▶ TASK INPUTS:
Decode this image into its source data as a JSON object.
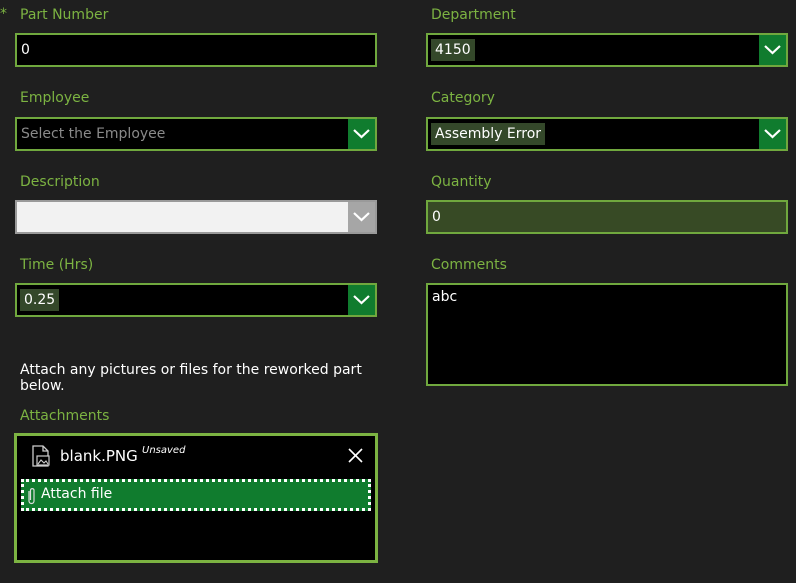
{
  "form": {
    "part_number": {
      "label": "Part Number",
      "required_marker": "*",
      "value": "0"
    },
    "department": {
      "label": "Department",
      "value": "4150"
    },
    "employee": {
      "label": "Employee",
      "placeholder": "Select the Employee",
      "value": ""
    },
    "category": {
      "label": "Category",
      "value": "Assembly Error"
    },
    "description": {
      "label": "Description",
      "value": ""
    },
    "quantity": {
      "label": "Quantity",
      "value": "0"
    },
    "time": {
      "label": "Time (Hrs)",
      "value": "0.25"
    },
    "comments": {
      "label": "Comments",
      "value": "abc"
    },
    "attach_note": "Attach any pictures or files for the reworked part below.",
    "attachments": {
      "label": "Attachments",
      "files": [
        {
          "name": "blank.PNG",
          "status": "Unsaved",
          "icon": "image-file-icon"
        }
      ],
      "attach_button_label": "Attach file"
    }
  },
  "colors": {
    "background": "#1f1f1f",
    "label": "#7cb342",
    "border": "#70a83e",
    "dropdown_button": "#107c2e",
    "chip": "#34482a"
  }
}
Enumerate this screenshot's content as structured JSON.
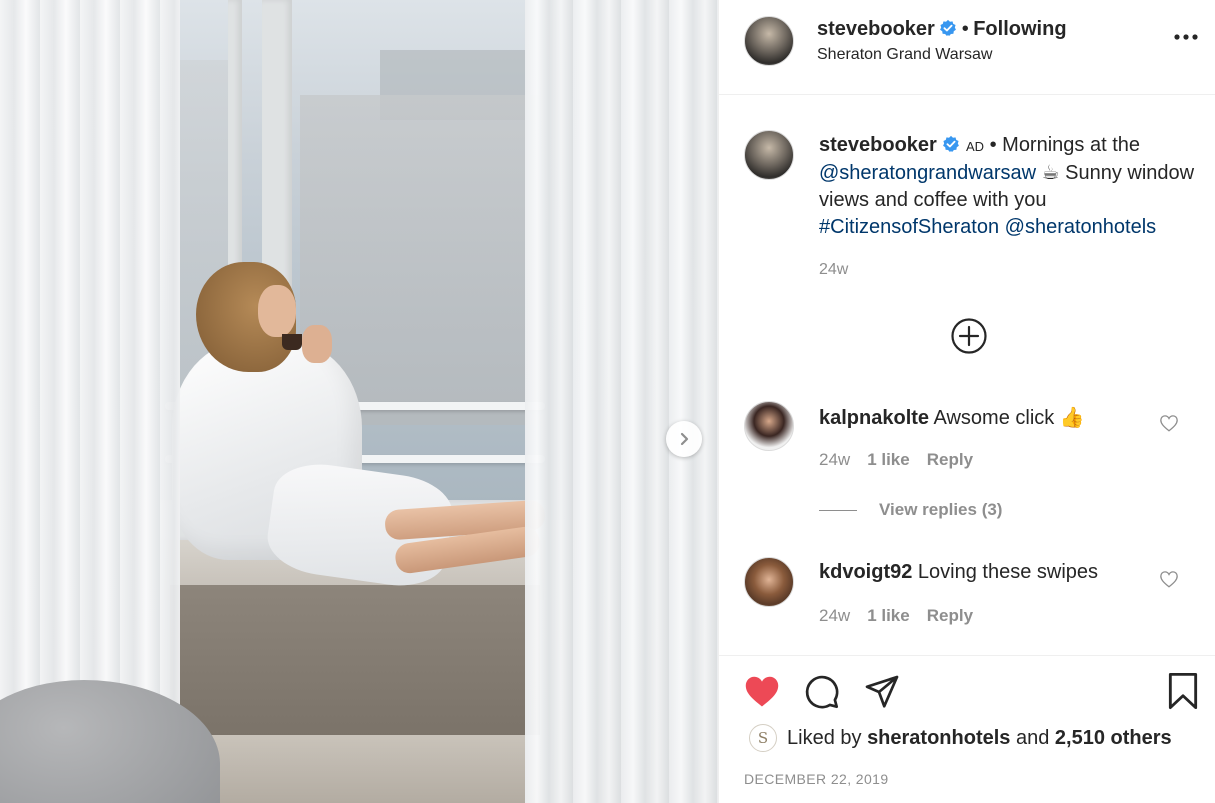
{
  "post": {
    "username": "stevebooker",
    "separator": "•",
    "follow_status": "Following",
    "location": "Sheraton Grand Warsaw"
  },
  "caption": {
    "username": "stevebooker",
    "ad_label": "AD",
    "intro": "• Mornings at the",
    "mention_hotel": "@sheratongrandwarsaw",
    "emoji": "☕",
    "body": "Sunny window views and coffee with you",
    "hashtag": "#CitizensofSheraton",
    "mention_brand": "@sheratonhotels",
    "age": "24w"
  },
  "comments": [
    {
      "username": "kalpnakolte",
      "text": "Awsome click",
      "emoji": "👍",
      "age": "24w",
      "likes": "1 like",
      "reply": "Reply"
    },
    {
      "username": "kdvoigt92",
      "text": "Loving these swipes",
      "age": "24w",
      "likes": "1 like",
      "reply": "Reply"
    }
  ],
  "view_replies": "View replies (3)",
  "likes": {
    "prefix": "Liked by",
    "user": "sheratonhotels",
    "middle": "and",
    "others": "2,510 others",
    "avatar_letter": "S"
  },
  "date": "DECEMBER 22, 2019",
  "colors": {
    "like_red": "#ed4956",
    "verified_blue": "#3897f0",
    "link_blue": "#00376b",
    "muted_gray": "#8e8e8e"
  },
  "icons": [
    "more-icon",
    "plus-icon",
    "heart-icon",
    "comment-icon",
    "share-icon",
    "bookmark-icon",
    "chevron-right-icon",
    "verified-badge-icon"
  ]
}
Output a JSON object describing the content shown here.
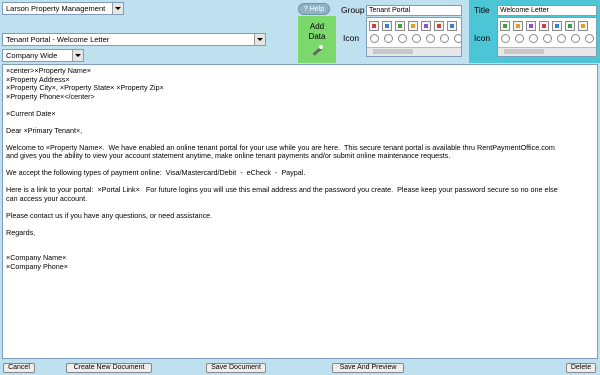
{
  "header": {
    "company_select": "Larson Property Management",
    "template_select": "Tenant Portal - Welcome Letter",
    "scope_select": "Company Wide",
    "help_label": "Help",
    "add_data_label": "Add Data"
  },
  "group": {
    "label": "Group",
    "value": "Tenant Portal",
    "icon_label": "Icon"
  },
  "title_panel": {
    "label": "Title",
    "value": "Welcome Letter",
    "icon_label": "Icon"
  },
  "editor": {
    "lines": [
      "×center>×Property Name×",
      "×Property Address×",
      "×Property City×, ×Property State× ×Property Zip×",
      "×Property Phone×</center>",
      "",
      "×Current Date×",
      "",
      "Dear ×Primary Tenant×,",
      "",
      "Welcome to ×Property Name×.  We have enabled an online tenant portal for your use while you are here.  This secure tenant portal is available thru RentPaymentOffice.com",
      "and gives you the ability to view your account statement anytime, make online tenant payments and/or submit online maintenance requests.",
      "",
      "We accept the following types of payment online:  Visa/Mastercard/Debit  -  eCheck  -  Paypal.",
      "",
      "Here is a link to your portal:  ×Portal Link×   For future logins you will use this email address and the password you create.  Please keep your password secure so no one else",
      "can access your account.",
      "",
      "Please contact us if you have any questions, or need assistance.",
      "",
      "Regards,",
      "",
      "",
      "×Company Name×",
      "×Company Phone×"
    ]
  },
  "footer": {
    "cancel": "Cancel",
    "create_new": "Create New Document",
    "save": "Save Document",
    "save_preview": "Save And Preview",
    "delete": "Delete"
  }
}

▶ TO BE DONE: Return each full line of the entries that contains the word "center".

▶ OUTPUT FOR THIS TASK:
      "×center>×Property Name×",
      "×Property Phone×</center>",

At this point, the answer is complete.